_EXERCISE DESCRIPTION_
The entries below should be transcribed in their entirety, exactly as written.

BEGIN

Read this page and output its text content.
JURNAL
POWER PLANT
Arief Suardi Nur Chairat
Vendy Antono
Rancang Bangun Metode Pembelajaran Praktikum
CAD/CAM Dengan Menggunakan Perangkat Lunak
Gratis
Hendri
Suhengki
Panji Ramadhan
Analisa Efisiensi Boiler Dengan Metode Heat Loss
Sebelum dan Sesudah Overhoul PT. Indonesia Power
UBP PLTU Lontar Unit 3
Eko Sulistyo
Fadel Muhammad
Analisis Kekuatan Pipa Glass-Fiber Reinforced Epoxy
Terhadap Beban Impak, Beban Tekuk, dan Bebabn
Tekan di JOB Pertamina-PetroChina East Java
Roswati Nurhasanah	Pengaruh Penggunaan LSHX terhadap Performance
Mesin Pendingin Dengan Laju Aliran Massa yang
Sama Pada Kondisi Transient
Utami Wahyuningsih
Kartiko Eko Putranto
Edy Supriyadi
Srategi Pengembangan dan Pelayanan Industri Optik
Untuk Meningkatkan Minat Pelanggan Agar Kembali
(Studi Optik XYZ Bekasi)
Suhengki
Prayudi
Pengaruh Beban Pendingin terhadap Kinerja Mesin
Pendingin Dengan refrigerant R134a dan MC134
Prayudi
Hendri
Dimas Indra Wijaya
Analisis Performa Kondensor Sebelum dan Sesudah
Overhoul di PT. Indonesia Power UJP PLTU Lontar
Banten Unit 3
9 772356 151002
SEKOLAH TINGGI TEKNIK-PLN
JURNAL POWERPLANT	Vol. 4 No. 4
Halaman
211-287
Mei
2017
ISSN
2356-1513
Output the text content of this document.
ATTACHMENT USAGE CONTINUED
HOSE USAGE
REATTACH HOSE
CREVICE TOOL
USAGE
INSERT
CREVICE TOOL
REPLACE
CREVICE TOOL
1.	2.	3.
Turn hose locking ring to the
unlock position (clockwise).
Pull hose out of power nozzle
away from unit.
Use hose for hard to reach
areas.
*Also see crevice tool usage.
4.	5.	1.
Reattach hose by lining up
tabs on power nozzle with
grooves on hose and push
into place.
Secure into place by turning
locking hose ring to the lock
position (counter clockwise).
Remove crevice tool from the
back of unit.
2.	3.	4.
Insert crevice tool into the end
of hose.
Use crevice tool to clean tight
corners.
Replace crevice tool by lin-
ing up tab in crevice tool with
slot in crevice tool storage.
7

END

_ANSWER TO THE TASK_
Read this page and output its text content.
JURNAL
POWER PLANT
Arief Suardi Nur Chairat
Vendy Antono
Rancang Bangun Metode Pembelajaran Praktikum
CAD/CAM Dengan Menggunakan Perangkat Lunak
Gratis
Hendri
Suhengki
Panji Ramadhan
Analisa Efisiensi Boiler Dengan Metode Heat Loss
Sebelum dan Sesudah Overhoul PT. Indonesia Power
UBP PLTU Lontar Unit 3
Eko Sulistyo
Fadel Muhammad
Analisis Kekuatan Pipa Glass-Fiber Reinforced Epoxy
Terhadap Beban Impak, Beban Tekuk, dan Bebabn
Tekan di JOB Pertamina-PetroChina East Java
Roswati Nurhasanah	Pengaruh Penggunaan LSHX terhadap Performance
Mesin Pendingin Dengan Laju Aliran Massa yang
Sama Pada Kondisi Transient
Utami Wahyuningsih
Kartiko Eko Putranto
Edy Supriyadi
Srategi Pengembangan dan Pelayanan Industri Optik
Untuk Meningkatkan Minat Pelanggan Agar Kembali
(Studi Optik XYZ Bekasi)
Suhengki
Prayudi
Pengaruh Beban Pendingin terhadap Kinerja Mesin
Pendingin Dengan refrigerant R134a dan MC134
Prayudi
Hendri
Dimas Indra Wijaya
Analisis Performa Kondensor Sebelum dan Sesudah
Overhoul di PT. Indonesia Power UJP PLTU Lontar
Banten Unit 3
9 772356 151002
SEKOLAH TINGGI TEKNIK-PLN
JURNAL POWERPLANT	Vol. 4 No. 4
Halaman
211-287
Mei
2017
ISSN
2356-1513
Output the text content of this document.
ATTACHMENT USAGE CONTINUED
HOSE USAGE
REATTACH HOSE
CREVICE TOOL
USAGE
INSERT
CREVICE TOOL
REPLACE
CREVICE TOOL
1.	2.	3.
Turn hose locking ring to the
unlock position (clockwise).
Pull hose out of power nozzle
away from unit.
Use hose for hard to reach
areas.
*Also see crevice tool usage.
4.	5.	1.
Reattach hose by lining up
tabs on power nozzle with
grooves on hose and push
into place.
Secure into place by turning
locking hose ring to the lock
position (counter clockwise).
Remove crevice tool from the
back of unit.
2.	3.	4.
Insert crevice tool into the end
of hose.
Use crevice tool to clean tight
corners.
Replace crevice tool by lin-
ing up tab in crevice tool with
slot in crevice tool storage.
7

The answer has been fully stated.